- WHAT YOU NEED TO DO -
Look through the data for the string "noviembre". Copy every line where it is found.

Collected data
╭──

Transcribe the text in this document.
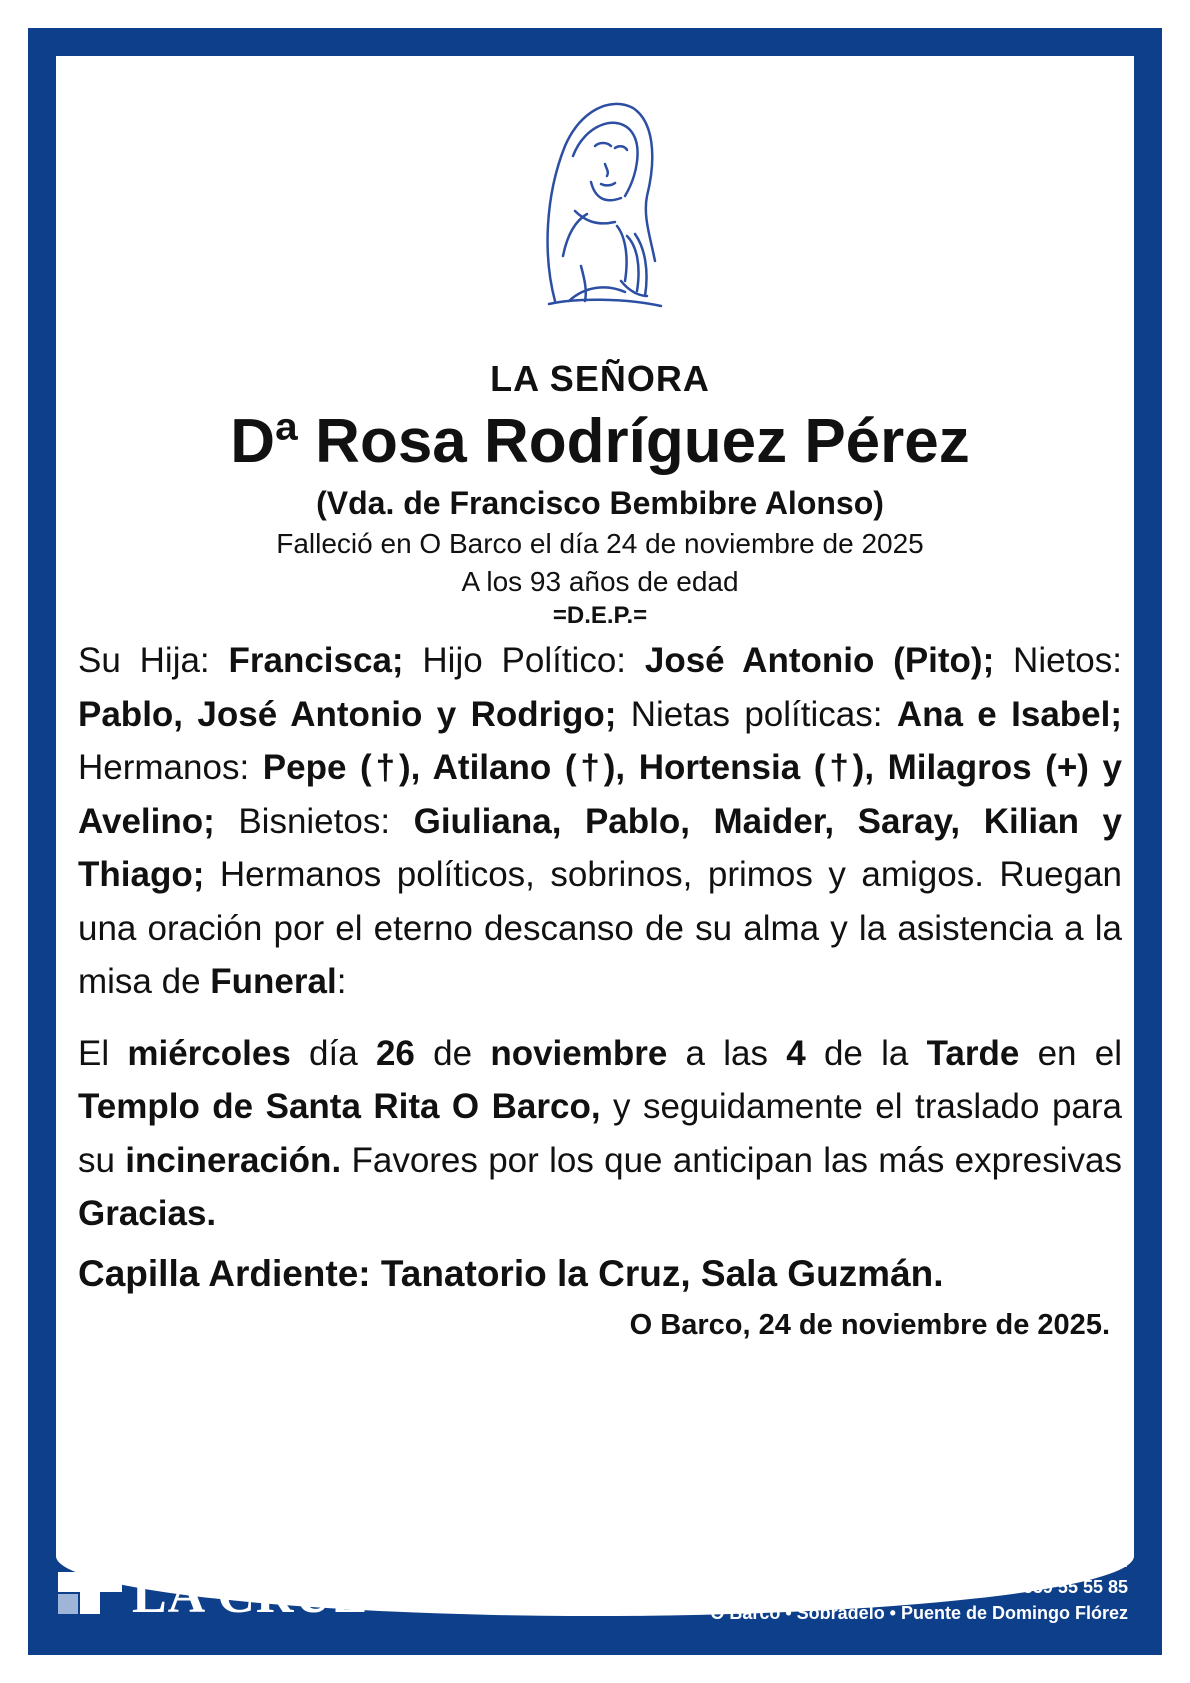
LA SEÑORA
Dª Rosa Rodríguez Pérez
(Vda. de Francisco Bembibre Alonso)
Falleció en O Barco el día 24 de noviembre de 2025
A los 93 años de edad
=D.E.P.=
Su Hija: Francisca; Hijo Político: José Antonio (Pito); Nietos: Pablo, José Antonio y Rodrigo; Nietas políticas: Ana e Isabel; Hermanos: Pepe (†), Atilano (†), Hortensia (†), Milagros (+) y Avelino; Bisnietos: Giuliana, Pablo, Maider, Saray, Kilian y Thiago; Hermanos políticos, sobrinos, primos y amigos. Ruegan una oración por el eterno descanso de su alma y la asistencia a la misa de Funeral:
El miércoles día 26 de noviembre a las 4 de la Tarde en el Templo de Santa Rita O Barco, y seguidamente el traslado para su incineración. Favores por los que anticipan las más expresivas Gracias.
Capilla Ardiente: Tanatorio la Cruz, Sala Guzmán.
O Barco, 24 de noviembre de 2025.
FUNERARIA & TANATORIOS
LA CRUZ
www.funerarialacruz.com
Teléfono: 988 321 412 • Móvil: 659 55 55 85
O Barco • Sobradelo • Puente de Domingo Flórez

╰──

- REPLY -
Falleció en O Barco el día 24 de noviembre de 2025
El miércoles día 26 de noviembre a las 4 de la Tarde en el Templo de Santa Rita O Barco, y seguidamente el traslado para su incineración. Favores por los que anticipan las más expresivas Gracias.
O Barco, 24 de noviembre de 2025.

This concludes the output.